» RECORDS TO PROCESS

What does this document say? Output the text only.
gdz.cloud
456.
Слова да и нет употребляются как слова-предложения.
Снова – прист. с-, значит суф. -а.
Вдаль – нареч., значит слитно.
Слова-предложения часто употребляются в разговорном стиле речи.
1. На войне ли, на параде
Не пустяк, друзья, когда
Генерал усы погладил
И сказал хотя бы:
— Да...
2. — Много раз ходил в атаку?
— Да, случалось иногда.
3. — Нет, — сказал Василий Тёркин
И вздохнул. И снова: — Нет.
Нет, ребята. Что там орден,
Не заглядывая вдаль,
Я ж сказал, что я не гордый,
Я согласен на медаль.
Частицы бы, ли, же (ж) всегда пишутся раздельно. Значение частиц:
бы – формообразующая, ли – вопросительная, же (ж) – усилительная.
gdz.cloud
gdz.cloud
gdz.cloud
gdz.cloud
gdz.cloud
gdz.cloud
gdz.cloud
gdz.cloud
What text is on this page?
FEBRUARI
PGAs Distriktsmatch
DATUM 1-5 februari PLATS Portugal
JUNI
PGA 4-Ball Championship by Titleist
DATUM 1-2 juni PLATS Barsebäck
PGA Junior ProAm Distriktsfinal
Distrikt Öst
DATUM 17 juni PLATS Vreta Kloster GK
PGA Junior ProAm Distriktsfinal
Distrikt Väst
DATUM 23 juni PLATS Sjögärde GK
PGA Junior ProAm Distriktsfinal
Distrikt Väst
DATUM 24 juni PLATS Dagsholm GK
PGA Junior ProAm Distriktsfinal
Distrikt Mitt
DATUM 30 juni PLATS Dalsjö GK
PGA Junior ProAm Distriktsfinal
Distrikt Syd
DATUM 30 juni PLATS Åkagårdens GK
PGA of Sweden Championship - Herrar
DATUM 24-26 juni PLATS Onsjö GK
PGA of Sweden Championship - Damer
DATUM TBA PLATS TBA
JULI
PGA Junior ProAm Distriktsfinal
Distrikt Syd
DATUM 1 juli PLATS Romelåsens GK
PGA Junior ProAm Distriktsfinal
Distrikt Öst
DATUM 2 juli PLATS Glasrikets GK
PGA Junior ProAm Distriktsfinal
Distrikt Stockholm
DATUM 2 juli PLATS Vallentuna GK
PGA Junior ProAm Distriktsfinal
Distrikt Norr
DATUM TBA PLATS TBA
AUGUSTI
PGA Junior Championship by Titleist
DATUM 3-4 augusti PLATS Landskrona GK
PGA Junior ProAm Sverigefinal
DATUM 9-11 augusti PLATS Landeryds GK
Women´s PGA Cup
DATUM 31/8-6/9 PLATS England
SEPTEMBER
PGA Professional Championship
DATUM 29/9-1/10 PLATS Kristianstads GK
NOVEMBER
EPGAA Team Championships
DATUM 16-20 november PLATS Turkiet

» THE REQUEST
Go through the entries and repeat each one exactly.

» SOLUTION TO THE EXERCISE
What does this document say? Output the text only.
gdz.cloud
456.
Слова да и нет употребляются как слова-предложения.
Снова – прист. с-, значит суф. -а.
Вдаль – нареч., значит слитно.
Слова-предложения часто употребляются в разговорном стиле речи.
1. На войне ли, на параде
Не пустяк, друзья, когда
Генерал усы погладил
И сказал хотя бы:
— Да...
2. — Много раз ходил в атаку?
— Да, случалось иногда.
3. — Нет, — сказал Василий Тёркин
И вздохнул. И снова: — Нет.
Нет, ребята. Что там орден,
Не заглядывая вдаль,
Я ж сказал, что я не гордый,
Я согласен на медаль.
Частицы бы, ли, же (ж) всегда пишутся раздельно. Значение частиц:
бы – формообразующая, ли – вопросительная, же (ж) – усилительная.
gdz.cloud
gdz.cloud
gdz.cloud
gdz.cloud
gdz.cloud
gdz.cloud
gdz.cloud
gdz.cloud
What text is on this page?
FEBRUARI
PGAs Distriktsmatch
DATUM 1-5 februari PLATS Portugal
JUNI
PGA 4-Ball Championship by Titleist
DATUM 1-2 juni PLATS Barsebäck
PGA Junior ProAm Distriktsfinal
Distrikt Öst
DATUM 17 juni PLATS Vreta Kloster GK
PGA Junior ProAm Distriktsfinal
Distrikt Väst
DATUM 23 juni PLATS Sjögärde GK
PGA Junior ProAm Distriktsfinal
Distrikt Väst
DATUM 24 juni PLATS Dagsholm GK
PGA Junior ProAm Distriktsfinal
Distrikt Mitt
DATUM 30 juni PLATS Dalsjö GK
PGA Junior ProAm Distriktsfinal
Distrikt Syd
DATUM 30 juni PLATS Åkagårdens GK
PGA of Sweden Championship - Herrar
DATUM 24-26 juni PLATS Onsjö GK
PGA of Sweden Championship - Damer
DATUM TBA PLATS TBA
JULI
PGA Junior ProAm Distriktsfinal
Distrikt Syd
DATUM 1 juli PLATS Romelåsens GK
PGA Junior ProAm Distriktsfinal
Distrikt Öst
DATUM 2 juli PLATS Glasrikets GK
PGA Junior ProAm Distriktsfinal
Distrikt Stockholm
DATUM 2 juli PLATS Vallentuna GK
PGA Junior ProAm Distriktsfinal
Distrikt Norr
DATUM TBA PLATS TBA
AUGUSTI
PGA Junior Championship by Titleist
DATUM 3-4 augusti PLATS Landskrona GK
PGA Junior ProAm Sverigefinal
DATUM 9-11 augusti PLATS Landeryds GK
Women´s PGA Cup
DATUM 31/8-6/9 PLATS England
SEPTEMBER
PGA Professional Championship
DATUM 29/9-1/10 PLATS Kristianstads GK
NOVEMBER
EPGAA Team Championships
DATUM 16-20 november PLATS Turkiet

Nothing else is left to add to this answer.